The task: Only the pictures are omitted; repeat all other data exactly.

Excerpted data:
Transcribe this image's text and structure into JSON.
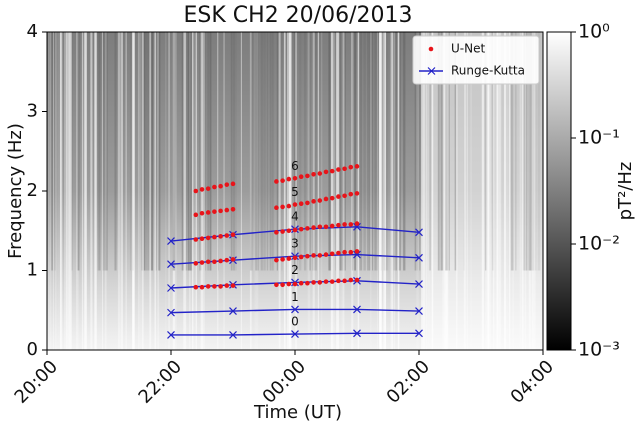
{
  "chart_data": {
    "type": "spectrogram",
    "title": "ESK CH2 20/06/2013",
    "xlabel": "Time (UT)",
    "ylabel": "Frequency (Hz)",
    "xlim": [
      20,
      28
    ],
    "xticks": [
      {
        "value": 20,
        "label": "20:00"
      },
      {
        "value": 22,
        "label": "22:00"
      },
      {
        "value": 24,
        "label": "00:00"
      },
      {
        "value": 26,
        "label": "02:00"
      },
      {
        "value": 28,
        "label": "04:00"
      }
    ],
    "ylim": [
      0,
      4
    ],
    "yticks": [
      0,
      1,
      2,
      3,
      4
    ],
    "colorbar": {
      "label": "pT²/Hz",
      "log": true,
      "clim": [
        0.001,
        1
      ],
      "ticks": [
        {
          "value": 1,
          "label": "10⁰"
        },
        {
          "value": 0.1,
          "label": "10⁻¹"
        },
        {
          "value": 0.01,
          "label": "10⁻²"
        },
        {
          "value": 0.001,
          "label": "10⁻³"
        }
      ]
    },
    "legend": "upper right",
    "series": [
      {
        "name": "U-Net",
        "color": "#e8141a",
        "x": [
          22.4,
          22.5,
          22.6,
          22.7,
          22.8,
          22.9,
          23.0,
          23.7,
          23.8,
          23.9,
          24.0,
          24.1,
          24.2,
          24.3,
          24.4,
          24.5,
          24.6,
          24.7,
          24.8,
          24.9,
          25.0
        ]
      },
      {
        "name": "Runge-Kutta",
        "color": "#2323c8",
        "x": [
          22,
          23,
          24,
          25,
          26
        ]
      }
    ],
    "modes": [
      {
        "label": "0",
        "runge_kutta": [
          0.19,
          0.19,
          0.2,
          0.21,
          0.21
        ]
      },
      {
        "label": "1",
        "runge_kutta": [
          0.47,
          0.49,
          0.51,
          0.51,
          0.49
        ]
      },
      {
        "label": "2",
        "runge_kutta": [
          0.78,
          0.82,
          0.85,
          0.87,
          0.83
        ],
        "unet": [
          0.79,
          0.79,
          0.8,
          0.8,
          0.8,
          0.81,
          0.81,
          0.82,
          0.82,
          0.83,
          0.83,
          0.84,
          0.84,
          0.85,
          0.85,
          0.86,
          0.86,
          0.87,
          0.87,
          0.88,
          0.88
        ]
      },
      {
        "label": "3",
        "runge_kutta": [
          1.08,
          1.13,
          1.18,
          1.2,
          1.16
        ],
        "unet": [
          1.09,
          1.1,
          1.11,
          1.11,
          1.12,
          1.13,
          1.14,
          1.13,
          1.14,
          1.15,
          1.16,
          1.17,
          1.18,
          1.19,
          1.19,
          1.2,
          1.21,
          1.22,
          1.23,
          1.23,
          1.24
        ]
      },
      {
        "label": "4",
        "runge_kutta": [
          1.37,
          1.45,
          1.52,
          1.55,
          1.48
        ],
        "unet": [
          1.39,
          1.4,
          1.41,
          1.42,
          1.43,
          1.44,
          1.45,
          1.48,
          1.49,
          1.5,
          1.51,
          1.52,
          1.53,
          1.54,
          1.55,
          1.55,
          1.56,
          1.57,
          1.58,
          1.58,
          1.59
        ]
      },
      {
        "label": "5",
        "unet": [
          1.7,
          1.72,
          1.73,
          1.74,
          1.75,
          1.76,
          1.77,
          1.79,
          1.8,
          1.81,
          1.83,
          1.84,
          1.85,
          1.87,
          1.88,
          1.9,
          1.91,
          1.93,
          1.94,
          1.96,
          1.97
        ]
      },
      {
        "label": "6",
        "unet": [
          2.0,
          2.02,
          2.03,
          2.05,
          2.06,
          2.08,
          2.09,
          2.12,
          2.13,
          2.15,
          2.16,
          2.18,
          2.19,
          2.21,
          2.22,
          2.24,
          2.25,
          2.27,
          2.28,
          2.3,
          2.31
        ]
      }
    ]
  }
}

In response:
Transcribe this image's text and structure into JSON.
{
  "chart_data": {
    "type": "spectrogram",
    "title": "ESK CH2 20/06/2013",
    "xlabel": "Time (UT)",
    "ylabel": "Frequency (Hz)",
    "xlim": [
      20,
      28
    ],
    "xticks": [
      {
        "value": 20,
        "label": "20:00"
      },
      {
        "value": 22,
        "label": "22:00"
      },
      {
        "value": 24,
        "label": "00:00"
      },
      {
        "value": 26,
        "label": "02:00"
      },
      {
        "value": 28,
        "label": "04:00"
      }
    ],
    "ylim": [
      0,
      4
    ],
    "yticks": [
      0,
      1,
      2,
      3,
      4
    ],
    "colorbar": {
      "label": "pT²/Hz",
      "log": true,
      "clim": [
        0.001,
        1
      ],
      "ticks": [
        {
          "value": 1,
          "label": "10⁰"
        },
        {
          "value": 0.1,
          "label": "10⁻¹"
        },
        {
          "value": 0.01,
          "label": "10⁻²"
        },
        {
          "value": 0.001,
          "label": "10⁻³"
        }
      ]
    },
    "legend": "upper right",
    "series": [
      {
        "name": "U-Net",
        "color": "#e8141a",
        "x": [
          22.4,
          22.5,
          22.6,
          22.7,
          22.8,
          22.9,
          23.0,
          23.7,
          23.8,
          23.9,
          24.0,
          24.1,
          24.2,
          24.3,
          24.4,
          24.5,
          24.6,
          24.7,
          24.8,
          24.9,
          25.0
        ]
      },
      {
        "name": "Runge-Kutta",
        "color": "#2323c8",
        "x": [
          22,
          23,
          24,
          25,
          26
        ]
      }
    ],
    "modes": [
      {
        "label": "0",
        "runge_kutta": [
          0.19,
          0.19,
          0.2,
          0.21,
          0.21
        ]
      },
      {
        "label": "1",
        "runge_kutta": [
          0.47,
          0.49,
          0.51,
          0.51,
          0.49
        ]
      },
      {
        "label": "2",
        "runge_kutta": [
          0.78,
          0.82,
          0.85,
          0.87,
          0.83
        ],
        "unet": [
          0.79,
          0.79,
          0.8,
          0.8,
          0.8,
          0.81,
          0.81,
          0.82,
          0.82,
          0.83,
          0.83,
          0.84,
          0.84,
          0.85,
          0.85,
          0.86,
          0.86,
          0.87,
          0.87,
          0.88,
          0.88
        ]
      },
      {
        "label": "3",
        "runge_kutta": [
          1.08,
          1.13,
          1.18,
          1.2,
          1.16
        ],
        "unet": [
          1.09,
          1.1,
          1.11,
          1.11,
          1.12,
          1.13,
          1.14,
          1.13,
          1.14,
          1.15,
          1.16,
          1.17,
          1.18,
          1.19,
          1.19,
          1.2,
          1.21,
          1.22,
          1.23,
          1.23,
          1.24
        ]
      },
      {
        "label": "4",
        "runge_kutta": [
          1.37,
          1.45,
          1.52,
          1.55,
          1.48
        ],
        "unet": [
          1.39,
          1.4,
          1.41,
          1.42,
          1.43,
          1.44,
          1.45,
          1.48,
          1.49,
          1.5,
          1.51,
          1.52,
          1.53,
          1.54,
          1.55,
          1.55,
          1.56,
          1.57,
          1.58,
          1.58,
          1.59
        ]
      },
      {
        "label": "5",
        "unet": [
          1.7,
          1.72,
          1.73,
          1.74,
          1.75,
          1.76,
          1.77,
          1.79,
          1.8,
          1.81,
          1.83,
          1.84,
          1.85,
          1.87,
          1.88,
          1.9,
          1.91,
          1.93,
          1.94,
          1.96,
          1.97
        ]
      },
      {
        "label": "6",
        "unet": [
          2.0,
          2.02,
          2.03,
          2.05,
          2.06,
          2.08,
          2.09,
          2.12,
          2.13,
          2.15,
          2.16,
          2.18,
          2.19,
          2.21,
          2.22,
          2.24,
          2.25,
          2.27,
          2.28,
          2.3,
          2.31
        ]
      }
    ]
  }
}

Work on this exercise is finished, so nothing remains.